- _Exercise goal_: Set down all of the data exactly as it appears.

Extracts from a graphics dataset:
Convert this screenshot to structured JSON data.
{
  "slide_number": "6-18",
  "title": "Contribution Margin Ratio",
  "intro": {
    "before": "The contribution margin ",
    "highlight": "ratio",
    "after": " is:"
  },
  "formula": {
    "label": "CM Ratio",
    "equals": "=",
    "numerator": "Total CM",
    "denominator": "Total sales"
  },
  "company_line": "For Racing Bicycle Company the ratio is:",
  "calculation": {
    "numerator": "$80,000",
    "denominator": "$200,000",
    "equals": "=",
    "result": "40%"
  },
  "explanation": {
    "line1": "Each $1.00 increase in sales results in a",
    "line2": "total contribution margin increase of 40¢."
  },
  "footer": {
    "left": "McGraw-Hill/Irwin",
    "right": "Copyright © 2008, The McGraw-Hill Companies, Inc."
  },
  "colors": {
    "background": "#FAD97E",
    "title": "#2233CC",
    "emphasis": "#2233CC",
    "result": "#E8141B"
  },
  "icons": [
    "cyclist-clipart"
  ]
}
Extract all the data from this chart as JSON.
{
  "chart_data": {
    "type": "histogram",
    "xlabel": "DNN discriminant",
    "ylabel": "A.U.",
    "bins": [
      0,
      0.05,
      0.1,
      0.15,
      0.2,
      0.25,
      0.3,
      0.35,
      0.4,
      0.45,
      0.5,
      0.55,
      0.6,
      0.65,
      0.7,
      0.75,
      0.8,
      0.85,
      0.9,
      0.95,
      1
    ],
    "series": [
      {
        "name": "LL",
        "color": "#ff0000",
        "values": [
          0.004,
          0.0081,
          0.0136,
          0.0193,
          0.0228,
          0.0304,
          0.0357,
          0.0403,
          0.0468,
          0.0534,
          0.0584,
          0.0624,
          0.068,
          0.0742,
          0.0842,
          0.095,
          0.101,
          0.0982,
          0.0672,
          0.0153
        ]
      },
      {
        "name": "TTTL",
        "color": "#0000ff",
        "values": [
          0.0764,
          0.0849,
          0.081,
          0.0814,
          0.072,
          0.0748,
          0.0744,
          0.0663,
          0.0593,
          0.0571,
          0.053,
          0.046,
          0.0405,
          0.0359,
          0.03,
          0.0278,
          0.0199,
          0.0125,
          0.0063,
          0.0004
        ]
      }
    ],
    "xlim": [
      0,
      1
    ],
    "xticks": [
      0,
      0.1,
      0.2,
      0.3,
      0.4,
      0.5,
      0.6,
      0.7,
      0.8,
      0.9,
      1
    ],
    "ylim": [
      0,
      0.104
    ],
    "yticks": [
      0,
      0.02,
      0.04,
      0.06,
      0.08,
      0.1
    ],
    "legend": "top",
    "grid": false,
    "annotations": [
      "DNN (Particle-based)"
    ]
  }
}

- _Final answer_:
Convert this screenshot to structured JSON data.
{
  "slide_number": "6-18",
  "title": "Contribution Margin Ratio",
  "intro": {
    "before": "The contribution margin ",
    "highlight": "ratio",
    "after": " is:"
  },
  "formula": {
    "label": "CM Ratio",
    "equals": "=",
    "numerator": "Total CM",
    "denominator": "Total sales"
  },
  "company_line": "For Racing Bicycle Company the ratio is:",
  "calculation": {
    "numerator": "$80,000",
    "denominator": "$200,000",
    "equals": "=",
    "result": "40%"
  },
  "explanation": {
    "line1": "Each $1.00 increase in sales results in a",
    "line2": "total contribution margin increase of 40¢."
  },
  "footer": {
    "left": "McGraw-Hill/Irwin",
    "right": "Copyright © 2008, The McGraw-Hill Companies, Inc."
  },
  "colors": {
    "background": "#FAD97E",
    "title": "#2233CC",
    "emphasis": "#2233CC",
    "result": "#E8141B"
  },
  "icons": [
    "cyclist-clipart"
  ]
}
Extract all the data from this chart as JSON.
{
  "chart_data": {
    "type": "histogram",
    "xlabel": "DNN discriminant",
    "ylabel": "A.U.",
    "bins": [
      0,
      0.05,
      0.1,
      0.15,
      0.2,
      0.25,
      0.3,
      0.35,
      0.4,
      0.45,
      0.5,
      0.55,
      0.6,
      0.65,
      0.7,
      0.75,
      0.8,
      0.85,
      0.9,
      0.95,
      1
    ],
    "series": [
      {
        "name": "LL",
        "color": "#ff0000",
        "values": [
          0.004,
          0.0081,
          0.0136,
          0.0193,
          0.0228,
          0.0304,
          0.0357,
          0.0403,
          0.0468,
          0.0534,
          0.0584,
          0.0624,
          0.068,
          0.0742,
          0.0842,
          0.095,
          0.101,
          0.0982,
          0.0672,
          0.0153
        ]
      },
      {
        "name": "TTTL",
        "color": "#0000ff",
        "values": [
          0.0764,
          0.0849,
          0.081,
          0.0814,
          0.072,
          0.0748,
          0.0744,
          0.0663,
          0.0593,
          0.0571,
          0.053,
          0.046,
          0.0405,
          0.0359,
          0.03,
          0.0278,
          0.0199,
          0.0125,
          0.0063,
          0.0004
        ]
      }
    ],
    "xlim": [
      0,
      1
    ],
    "xticks": [
      0,
      0.1,
      0.2,
      0.3,
      0.4,
      0.5,
      0.6,
      0.7,
      0.8,
      0.9,
      1
    ],
    "ylim": [
      0,
      0.104
    ],
    "yticks": [
      0,
      0.02,
      0.04,
      0.06,
      0.08,
      0.1
    ],
    "legend": "top",
    "grid": false,
    "annotations": [
      "DNN (Particle-based)"
    ]
  }
}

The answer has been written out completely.